===== Input for this task
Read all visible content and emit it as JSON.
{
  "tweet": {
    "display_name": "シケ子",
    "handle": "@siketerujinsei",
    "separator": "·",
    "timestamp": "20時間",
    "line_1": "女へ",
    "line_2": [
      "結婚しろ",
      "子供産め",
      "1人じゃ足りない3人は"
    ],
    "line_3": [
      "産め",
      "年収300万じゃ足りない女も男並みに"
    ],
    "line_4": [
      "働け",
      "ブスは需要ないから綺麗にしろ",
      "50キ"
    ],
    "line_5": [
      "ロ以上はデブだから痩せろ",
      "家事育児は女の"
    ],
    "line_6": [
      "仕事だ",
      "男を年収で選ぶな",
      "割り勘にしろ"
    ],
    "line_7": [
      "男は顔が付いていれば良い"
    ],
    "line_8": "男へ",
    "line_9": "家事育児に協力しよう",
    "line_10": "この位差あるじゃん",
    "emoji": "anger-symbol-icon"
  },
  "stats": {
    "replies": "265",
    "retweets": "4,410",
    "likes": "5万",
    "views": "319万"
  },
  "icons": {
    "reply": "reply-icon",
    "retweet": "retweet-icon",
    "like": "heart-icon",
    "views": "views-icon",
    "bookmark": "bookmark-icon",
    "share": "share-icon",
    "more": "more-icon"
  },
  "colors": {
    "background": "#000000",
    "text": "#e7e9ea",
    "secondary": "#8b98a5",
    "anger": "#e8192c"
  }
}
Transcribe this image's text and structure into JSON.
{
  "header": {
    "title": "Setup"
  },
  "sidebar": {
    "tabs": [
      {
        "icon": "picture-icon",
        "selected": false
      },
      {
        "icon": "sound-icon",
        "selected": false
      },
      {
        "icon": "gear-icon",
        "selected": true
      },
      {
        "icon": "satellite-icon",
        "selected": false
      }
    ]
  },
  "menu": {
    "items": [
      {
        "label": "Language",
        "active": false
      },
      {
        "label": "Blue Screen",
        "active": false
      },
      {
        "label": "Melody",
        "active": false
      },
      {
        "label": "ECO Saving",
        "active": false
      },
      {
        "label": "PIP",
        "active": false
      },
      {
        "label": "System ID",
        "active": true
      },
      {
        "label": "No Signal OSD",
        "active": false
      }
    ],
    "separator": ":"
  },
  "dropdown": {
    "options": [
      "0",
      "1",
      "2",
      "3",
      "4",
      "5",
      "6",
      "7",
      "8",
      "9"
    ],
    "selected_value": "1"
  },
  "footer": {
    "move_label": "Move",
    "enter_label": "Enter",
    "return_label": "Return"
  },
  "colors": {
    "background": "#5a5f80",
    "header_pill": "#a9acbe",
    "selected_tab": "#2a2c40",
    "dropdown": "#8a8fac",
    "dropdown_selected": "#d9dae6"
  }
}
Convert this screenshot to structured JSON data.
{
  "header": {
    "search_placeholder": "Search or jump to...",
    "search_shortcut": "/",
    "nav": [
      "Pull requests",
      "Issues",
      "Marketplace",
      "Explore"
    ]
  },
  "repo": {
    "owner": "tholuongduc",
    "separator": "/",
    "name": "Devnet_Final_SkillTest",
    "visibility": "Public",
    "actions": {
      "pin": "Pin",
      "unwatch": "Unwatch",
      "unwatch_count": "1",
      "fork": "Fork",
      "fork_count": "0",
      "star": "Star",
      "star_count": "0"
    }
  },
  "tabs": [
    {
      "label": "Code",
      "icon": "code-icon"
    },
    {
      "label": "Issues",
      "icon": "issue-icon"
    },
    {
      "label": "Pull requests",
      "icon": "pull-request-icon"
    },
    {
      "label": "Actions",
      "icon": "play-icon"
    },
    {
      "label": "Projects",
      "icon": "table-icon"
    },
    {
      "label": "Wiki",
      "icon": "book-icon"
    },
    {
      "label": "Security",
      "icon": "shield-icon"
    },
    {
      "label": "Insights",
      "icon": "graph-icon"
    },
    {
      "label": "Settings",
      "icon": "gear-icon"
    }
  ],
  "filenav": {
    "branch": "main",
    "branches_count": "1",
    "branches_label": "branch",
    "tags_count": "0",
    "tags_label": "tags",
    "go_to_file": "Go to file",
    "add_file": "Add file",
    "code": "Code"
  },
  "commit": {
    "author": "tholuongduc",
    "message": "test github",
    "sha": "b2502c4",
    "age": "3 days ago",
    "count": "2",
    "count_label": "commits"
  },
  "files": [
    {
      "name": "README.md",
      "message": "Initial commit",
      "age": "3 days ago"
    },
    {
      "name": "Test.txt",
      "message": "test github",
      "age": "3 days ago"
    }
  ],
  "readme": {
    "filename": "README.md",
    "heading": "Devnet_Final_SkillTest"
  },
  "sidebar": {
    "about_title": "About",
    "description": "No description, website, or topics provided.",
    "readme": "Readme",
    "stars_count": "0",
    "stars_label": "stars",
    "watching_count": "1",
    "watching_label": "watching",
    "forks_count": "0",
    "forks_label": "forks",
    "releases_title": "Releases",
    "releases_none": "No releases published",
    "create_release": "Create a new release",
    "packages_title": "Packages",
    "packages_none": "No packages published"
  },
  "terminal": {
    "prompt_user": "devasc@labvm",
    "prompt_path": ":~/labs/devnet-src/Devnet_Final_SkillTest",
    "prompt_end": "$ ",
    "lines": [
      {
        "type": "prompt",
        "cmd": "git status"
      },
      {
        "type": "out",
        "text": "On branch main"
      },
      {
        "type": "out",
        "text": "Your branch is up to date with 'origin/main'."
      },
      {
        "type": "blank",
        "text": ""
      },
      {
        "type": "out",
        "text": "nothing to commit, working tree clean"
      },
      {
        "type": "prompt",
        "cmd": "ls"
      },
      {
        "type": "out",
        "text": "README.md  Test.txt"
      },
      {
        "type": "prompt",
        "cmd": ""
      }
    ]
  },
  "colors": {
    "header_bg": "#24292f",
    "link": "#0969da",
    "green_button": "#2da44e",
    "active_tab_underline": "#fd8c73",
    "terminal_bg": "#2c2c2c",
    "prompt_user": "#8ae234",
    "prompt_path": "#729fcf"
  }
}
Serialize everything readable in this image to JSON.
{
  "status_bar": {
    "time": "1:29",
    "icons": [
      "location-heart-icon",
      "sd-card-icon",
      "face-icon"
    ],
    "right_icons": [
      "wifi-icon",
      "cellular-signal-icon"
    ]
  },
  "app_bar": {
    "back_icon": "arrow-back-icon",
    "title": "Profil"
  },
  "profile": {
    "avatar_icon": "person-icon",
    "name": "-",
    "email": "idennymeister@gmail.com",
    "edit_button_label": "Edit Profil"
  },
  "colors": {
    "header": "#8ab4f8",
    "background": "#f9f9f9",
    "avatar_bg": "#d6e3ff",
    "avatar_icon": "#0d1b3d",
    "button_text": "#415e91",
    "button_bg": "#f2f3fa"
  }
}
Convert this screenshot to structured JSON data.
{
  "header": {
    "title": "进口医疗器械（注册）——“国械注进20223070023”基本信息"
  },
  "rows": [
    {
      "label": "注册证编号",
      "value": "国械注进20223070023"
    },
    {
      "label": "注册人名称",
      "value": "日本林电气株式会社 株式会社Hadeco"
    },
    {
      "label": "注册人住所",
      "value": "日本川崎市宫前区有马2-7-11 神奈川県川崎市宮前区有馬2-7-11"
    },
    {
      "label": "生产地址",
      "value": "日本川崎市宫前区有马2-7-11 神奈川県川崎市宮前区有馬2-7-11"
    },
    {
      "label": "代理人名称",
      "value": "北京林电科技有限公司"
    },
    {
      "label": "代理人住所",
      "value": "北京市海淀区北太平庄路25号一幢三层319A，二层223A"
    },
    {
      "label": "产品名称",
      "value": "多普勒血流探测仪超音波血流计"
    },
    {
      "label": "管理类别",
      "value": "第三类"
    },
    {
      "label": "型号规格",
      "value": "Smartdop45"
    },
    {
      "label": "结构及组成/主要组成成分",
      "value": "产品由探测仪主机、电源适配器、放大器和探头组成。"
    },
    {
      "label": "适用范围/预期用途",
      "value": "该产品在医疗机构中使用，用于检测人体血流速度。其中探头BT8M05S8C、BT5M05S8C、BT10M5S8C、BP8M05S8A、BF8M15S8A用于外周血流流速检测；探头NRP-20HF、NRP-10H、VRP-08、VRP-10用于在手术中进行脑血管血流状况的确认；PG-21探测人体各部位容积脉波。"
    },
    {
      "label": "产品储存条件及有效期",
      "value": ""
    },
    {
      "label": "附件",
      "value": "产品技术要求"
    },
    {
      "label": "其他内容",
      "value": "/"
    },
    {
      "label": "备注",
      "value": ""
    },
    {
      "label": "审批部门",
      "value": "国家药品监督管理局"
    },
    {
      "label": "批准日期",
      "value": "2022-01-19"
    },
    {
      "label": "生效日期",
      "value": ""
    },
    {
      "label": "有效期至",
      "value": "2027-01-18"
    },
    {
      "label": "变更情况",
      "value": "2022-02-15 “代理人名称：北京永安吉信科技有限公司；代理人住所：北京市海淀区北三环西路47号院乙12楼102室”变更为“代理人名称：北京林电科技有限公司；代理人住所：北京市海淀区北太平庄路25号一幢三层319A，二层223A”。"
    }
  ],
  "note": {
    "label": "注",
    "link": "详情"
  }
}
==========
**Your task:**
Take every line from the data above that holds "background" and copy it out.

**Response to the exercise:**
    "background": "#000000",
    "background": "#5a5f80",
    "background": "#f9f9f9",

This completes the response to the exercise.